→ **YOUR GOAL**:
Copy the records below line for line, keeping every character unchanged.
━━ RECORDS SHOWN ━━
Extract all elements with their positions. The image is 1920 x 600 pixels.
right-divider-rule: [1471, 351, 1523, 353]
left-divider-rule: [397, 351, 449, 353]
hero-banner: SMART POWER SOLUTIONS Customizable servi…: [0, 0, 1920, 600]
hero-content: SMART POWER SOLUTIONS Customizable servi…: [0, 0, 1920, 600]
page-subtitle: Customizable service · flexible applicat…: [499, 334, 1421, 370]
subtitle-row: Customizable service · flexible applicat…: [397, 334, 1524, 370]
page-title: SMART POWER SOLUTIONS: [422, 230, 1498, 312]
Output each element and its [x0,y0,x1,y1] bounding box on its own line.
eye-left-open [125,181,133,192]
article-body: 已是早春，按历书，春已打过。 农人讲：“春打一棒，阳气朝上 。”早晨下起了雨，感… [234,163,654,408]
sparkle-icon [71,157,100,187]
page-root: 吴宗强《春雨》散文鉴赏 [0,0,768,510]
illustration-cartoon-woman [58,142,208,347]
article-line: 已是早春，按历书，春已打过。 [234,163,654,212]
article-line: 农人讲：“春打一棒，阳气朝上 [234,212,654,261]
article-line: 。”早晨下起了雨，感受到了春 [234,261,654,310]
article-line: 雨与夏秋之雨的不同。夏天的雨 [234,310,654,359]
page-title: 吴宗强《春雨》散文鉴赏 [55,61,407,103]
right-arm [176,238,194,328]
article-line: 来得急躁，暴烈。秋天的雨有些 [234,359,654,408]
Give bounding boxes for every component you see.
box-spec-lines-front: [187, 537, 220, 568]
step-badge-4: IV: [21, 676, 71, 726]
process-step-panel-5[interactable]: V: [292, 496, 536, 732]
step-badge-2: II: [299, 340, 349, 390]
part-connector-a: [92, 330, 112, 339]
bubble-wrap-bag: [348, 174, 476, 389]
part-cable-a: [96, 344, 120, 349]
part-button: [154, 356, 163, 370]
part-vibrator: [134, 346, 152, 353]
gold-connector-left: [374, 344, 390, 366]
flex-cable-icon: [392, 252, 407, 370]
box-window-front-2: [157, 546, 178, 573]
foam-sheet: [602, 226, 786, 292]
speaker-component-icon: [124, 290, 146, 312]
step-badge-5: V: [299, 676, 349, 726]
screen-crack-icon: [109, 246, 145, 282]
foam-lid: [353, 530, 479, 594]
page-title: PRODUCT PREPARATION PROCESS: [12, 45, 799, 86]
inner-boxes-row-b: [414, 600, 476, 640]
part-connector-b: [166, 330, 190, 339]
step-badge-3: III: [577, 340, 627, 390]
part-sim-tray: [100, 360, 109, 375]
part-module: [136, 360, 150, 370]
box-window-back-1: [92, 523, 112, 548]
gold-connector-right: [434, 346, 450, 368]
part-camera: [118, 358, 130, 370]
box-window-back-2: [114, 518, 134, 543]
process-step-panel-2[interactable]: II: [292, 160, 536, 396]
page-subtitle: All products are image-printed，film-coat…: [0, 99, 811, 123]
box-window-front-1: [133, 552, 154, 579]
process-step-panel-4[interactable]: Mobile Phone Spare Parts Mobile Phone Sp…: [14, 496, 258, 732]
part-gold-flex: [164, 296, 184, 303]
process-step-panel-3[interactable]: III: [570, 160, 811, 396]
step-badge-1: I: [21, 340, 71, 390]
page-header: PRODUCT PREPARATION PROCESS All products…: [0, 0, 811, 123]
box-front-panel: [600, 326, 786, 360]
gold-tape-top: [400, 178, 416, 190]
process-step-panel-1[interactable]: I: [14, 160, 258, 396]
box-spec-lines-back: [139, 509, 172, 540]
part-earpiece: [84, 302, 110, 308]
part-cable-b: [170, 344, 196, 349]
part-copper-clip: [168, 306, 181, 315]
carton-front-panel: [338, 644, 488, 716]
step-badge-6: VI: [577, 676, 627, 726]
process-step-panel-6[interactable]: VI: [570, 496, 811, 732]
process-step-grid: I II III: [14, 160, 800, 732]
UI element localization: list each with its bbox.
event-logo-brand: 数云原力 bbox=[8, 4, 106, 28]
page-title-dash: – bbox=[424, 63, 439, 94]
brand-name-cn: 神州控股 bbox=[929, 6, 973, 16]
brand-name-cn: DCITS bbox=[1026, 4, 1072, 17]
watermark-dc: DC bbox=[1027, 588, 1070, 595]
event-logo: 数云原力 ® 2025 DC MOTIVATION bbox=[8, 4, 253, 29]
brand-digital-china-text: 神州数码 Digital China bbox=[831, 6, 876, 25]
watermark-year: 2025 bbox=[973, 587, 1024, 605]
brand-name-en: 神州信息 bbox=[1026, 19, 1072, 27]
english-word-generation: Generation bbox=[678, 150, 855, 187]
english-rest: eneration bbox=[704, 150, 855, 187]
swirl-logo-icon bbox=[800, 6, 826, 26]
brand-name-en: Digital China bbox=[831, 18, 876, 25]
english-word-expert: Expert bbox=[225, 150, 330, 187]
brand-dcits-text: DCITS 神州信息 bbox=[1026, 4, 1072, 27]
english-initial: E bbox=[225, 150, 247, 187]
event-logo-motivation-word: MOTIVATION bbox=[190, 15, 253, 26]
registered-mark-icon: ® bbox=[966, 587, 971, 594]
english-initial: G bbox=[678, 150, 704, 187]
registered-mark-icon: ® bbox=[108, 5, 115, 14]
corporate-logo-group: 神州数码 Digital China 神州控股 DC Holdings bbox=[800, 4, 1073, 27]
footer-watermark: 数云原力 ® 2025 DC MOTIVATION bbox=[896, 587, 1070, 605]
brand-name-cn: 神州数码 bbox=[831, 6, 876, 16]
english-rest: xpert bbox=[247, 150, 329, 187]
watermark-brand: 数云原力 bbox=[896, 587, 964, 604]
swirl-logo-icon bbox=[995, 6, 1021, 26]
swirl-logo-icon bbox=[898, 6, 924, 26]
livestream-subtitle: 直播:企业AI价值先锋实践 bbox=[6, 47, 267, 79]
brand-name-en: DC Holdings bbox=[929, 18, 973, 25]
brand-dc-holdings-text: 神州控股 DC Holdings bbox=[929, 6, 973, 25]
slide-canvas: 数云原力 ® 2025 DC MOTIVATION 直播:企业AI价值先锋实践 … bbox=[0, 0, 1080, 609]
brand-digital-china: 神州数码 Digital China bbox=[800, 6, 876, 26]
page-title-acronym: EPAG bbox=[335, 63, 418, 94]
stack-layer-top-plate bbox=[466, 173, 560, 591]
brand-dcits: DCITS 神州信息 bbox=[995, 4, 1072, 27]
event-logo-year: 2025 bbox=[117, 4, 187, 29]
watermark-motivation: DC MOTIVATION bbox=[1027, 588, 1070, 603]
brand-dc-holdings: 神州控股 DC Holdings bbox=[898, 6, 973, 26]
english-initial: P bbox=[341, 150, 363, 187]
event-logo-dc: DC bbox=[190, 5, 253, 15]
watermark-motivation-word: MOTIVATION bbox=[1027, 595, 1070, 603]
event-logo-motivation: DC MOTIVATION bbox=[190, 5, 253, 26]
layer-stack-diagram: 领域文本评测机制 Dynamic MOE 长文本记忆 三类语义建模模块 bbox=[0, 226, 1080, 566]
━━━
→ **SOLUTION FOR THIS EXERCISE**:
Extract all elements with their positions. The image is 1920 x 600 pixels.
right-divider-rule: [1471, 351, 1523, 353]
left-divider-rule: [397, 351, 449, 353]
hero-banner: SMART POWER SOLUTIONS Customizable servi…: [0, 0, 1920, 600]
hero-content: SMART POWER SOLUTIONS Customizable servi…: [0, 0, 1920, 600]
page-subtitle: Customizable service · flexible applicat…: [499, 334, 1421, 370]
subtitle-row: Customizable service · flexible applicat…: [397, 334, 1524, 370]
page-title: SMART POWER SOLUTIONS: [422, 230, 1498, 312]
Output each element and its [x0,y0,x1,y1] bounding box on its own line.
eye-left-open [125,181,133,192]
article-body: 已是早春，按历书，春已打过。 农人讲：“春打一棒，阳气朝上 。”早晨下起了雨，感… [234,163,654,408]
sparkle-icon [71,157,100,187]
page-root: 吴宗强《春雨》散文鉴赏 [0,0,768,510]
illustration-cartoon-woman [58,142,208,347]
article-line: 已是早春，按历书，春已打过。 [234,163,654,212]
article-line: 农人讲：“春打一棒，阳气朝上 [234,212,654,261]
article-line: 。”早晨下起了雨，感受到了春 [234,261,654,310]
article-line: 雨与夏秋之雨的不同。夏天的雨 [234,310,654,359]
page-title: 吴宗强《春雨》散文鉴赏 [55,61,407,103]
right-arm [176,238,194,328]
article-line: 来得急躁，暴烈。秋天的雨有些 [234,359,654,408]
Give bounding boxes for every component you see.
box-spec-lines-front: [187, 537, 220, 568]
step-badge-4: IV: [21, 676, 71, 726]
process-step-panel-5[interactable]: V: [292, 496, 536, 732]
step-badge-2: II: [299, 340, 349, 390]
part-connector-a: [92, 330, 112, 339]
bubble-wrap-bag: [348, 174, 476, 389]
part-cable-a: [96, 344, 120, 349]
part-button: [154, 356, 163, 370]
part-vibrator: [134, 346, 152, 353]
gold-connector-left: [374, 344, 390, 366]
flex-cable-icon: [392, 252, 407, 370]
box-window-front-2: [157, 546, 178, 573]
foam-sheet: [602, 226, 786, 292]
speaker-component-icon: [124, 290, 146, 312]
step-badge-5: V: [299, 676, 349, 726]
screen-crack-icon: [109, 246, 145, 282]
foam-lid: [353, 530, 479, 594]
page-title: PRODUCT PREPARATION PROCESS: [12, 45, 799, 86]
inner-boxes-row-b: [414, 600, 476, 640]
part-connector-b: [166, 330, 190, 339]
step-badge-3: III: [577, 340, 627, 390]
part-sim-tray: [100, 360, 109, 375]
part-module: [136, 360, 150, 370]
box-window-back-1: [92, 523, 112, 548]
gold-connector-right: [434, 346, 450, 368]
part-camera: [118, 358, 130, 370]
box-window-back-2: [114, 518, 134, 543]
process-step-panel-2[interactable]: II: [292, 160, 536, 396]
page-subtitle: All products are image-printed，film-coat…: [0, 99, 811, 123]
box-window-front-1: [133, 552, 154, 579]
process-step-panel-4[interactable]: Mobile Phone Spare Parts Mobile Phone Sp…: [14, 496, 258, 732]
part-gold-flex: [164, 296, 184, 303]
process-step-panel-3[interactable]: III: [570, 160, 811, 396]
step-badge-1: I: [21, 340, 71, 390]
page-header: PRODUCT PREPARATION PROCESS All products…: [0, 0, 811, 123]
box-front-panel: [600, 326, 786, 360]
gold-tape-top: [400, 178, 416, 190]
process-step-panel-1[interactable]: I: [14, 160, 258, 396]
box-spec-lines-back: [139, 509, 172, 540]
part-earpiece: [84, 302, 110, 308]
part-cable-b: [170, 344, 196, 349]
part-copper-clip: [168, 306, 181, 315]
carton-front-panel: [338, 644, 488, 716]
step-badge-6: VI: [577, 676, 627, 726]
process-step-panel-6[interactable]: VI: [570, 496, 811, 732]
process-step-grid: I II III: [14, 160, 800, 732]
UI element localization: list each with its bbox.
event-logo-brand: 数云原力 bbox=[8, 4, 106, 28]
page-title-dash: – bbox=[424, 63, 439, 94]
brand-name-cn: 神州控股 bbox=[929, 6, 973, 16]
brand-name-cn: DCITS bbox=[1026, 4, 1072, 17]
watermark-dc: DC bbox=[1027, 588, 1070, 595]
event-logo: 数云原力 ® 2025 DC MOTIVATION bbox=[8, 4, 253, 29]
brand-digital-china-text: 神州数码 Digital China bbox=[831, 6, 876, 25]
watermark-year: 2025 bbox=[973, 587, 1024, 605]
brand-name-en: 神州信息 bbox=[1026, 19, 1072, 27]
english-word-generation: Generation bbox=[678, 150, 855, 187]
english-rest: eneration bbox=[704, 150, 855, 187]
swirl-logo-icon bbox=[800, 6, 826, 26]
brand-name-en: Digital China bbox=[831, 18, 876, 25]
english-word-expert: Expert bbox=[225, 150, 330, 187]
brand-dcits-text: DCITS 神州信息 bbox=[1026, 4, 1072, 27]
english-initial: E bbox=[225, 150, 247, 187]
event-logo-motivation-word: MOTIVATION bbox=[190, 15, 253, 26]
registered-mark-icon: ® bbox=[966, 587, 971, 594]
english-initial: G bbox=[678, 150, 704, 187]
registered-mark-icon: ® bbox=[108, 5, 115, 14]
corporate-logo-group: 神州数码 Digital China 神州控股 DC Holdings bbox=[800, 4, 1073, 27]
footer-watermark: 数云原力 ® 2025 DC MOTIVATION bbox=[896, 587, 1070, 605]
brand-name-cn: 神州数码 bbox=[831, 6, 876, 16]
english-rest: xpert bbox=[247, 150, 329, 187]
watermark-brand: 数云原力 bbox=[896, 587, 964, 604]
swirl-logo-icon bbox=[995, 6, 1021, 26]
swirl-logo-icon bbox=[898, 6, 924, 26]
livestream-subtitle: 直播:企业AI价值先锋实践 bbox=[6, 47, 267, 79]
brand-name-en: DC Holdings bbox=[929, 18, 973, 25]
brand-dc-holdings-text: 神州控股 DC Holdings bbox=[929, 6, 973, 25]
slide-canvas: 数云原力 ® 2025 DC MOTIVATION 直播:企业AI价值先锋实践 … bbox=[0, 0, 1080, 609]
brand-digital-china: 神州数码 Digital China bbox=[800, 6, 876, 26]
page-title-acronym: EPAG bbox=[335, 63, 418, 94]
stack-layer-top-plate bbox=[466, 173, 560, 591]
brand-dcits: DCITS 神州信息 bbox=[995, 4, 1072, 27]
event-logo-year: 2025 bbox=[117, 4, 187, 29]
watermark-motivation: DC MOTIVATION bbox=[1027, 588, 1070, 603]
brand-dc-holdings: 神州控股 DC Holdings bbox=[898, 6, 973, 26]
english-initial: P bbox=[341, 150, 363, 187]
event-logo-dc: DC bbox=[190, 5, 253, 15]
watermark-motivation-word: MOTIVATION bbox=[1027, 595, 1070, 603]
event-logo-motivation: DC MOTIVATION bbox=[190, 5, 253, 26]
layer-stack-diagram: 领域文本评测机制 Dynamic MOE 长文本记忆 三类语义建模模块 bbox=[0, 226, 1080, 566]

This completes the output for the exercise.